INFORMATION GIVEN:
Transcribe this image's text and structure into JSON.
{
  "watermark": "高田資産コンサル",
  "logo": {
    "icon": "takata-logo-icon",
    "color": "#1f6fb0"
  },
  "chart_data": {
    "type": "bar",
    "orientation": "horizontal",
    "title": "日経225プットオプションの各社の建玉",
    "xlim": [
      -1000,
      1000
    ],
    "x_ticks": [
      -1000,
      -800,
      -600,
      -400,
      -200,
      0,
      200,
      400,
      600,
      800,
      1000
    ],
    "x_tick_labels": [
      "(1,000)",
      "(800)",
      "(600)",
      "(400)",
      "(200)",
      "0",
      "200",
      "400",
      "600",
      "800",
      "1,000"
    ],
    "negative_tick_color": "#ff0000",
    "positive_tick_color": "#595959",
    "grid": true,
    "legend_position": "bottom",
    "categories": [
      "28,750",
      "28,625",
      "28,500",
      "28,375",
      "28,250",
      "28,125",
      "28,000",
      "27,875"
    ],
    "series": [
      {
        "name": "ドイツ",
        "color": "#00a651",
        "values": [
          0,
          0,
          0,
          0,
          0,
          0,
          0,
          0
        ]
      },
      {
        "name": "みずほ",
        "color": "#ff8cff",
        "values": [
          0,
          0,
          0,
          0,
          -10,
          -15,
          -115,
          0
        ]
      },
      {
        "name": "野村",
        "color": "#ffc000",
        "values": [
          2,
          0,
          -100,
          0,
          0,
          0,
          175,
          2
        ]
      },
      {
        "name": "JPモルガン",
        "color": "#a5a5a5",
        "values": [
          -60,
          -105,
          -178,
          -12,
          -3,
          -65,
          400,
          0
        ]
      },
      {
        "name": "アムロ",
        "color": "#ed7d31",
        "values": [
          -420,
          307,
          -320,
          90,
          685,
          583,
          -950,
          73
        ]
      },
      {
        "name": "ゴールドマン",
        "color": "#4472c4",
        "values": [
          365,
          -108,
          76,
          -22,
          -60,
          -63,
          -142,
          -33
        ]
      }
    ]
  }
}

JOB: Retype the data in full and match it exactly.

RESULT FOR THIS TASK:
Transcribe this image's text and structure into JSON.
{
  "watermark": "高田資産コンサル",
  "logo": {
    "icon": "takata-logo-icon",
    "color": "#1f6fb0"
  },
  "chart_data": {
    "type": "bar",
    "orientation": "horizontal",
    "title": "日経225プットオプションの各社の建玉",
    "xlim": [
      -1000,
      1000
    ],
    "x_ticks": [
      -1000,
      -800,
      -600,
      -400,
      -200,
      0,
      200,
      400,
      600,
      800,
      1000
    ],
    "x_tick_labels": [
      "(1,000)",
      "(800)",
      "(600)",
      "(400)",
      "(200)",
      "0",
      "200",
      "400",
      "600",
      "800",
      "1,000"
    ],
    "negative_tick_color": "#ff0000",
    "positive_tick_color": "#595959",
    "grid": true,
    "legend_position": "bottom",
    "categories": [
      "28,750",
      "28,625",
      "28,500",
      "28,375",
      "28,250",
      "28,125",
      "28,000",
      "27,875"
    ],
    "series": [
      {
        "name": "ドイツ",
        "color": "#00a651",
        "values": [
          0,
          0,
          0,
          0,
          0,
          0,
          0,
          0
        ]
      },
      {
        "name": "みずほ",
        "color": "#ff8cff",
        "values": [
          0,
          0,
          0,
          0,
          -10,
          -15,
          -115,
          0
        ]
      },
      {
        "name": "野村",
        "color": "#ffc000",
        "values": [
          2,
          0,
          -100,
          0,
          0,
          0,
          175,
          2
        ]
      },
      {
        "name": "JPモルガン",
        "color": "#a5a5a5",
        "values": [
          -60,
          -105,
          -178,
          -12,
          -3,
          -65,
          400,
          0
        ]
      },
      {
        "name": "アムロ",
        "color": "#ed7d31",
        "values": [
          -420,
          307,
          -320,
          90,
          685,
          583,
          -950,
          73
        ]
      },
      {
        "name": "ゴールドマン",
        "color": "#4472c4",
        "values": [
          365,
          -108,
          76,
          -22,
          -60,
          -63,
          -142,
          -33
        ]
      }
    ]
  }
}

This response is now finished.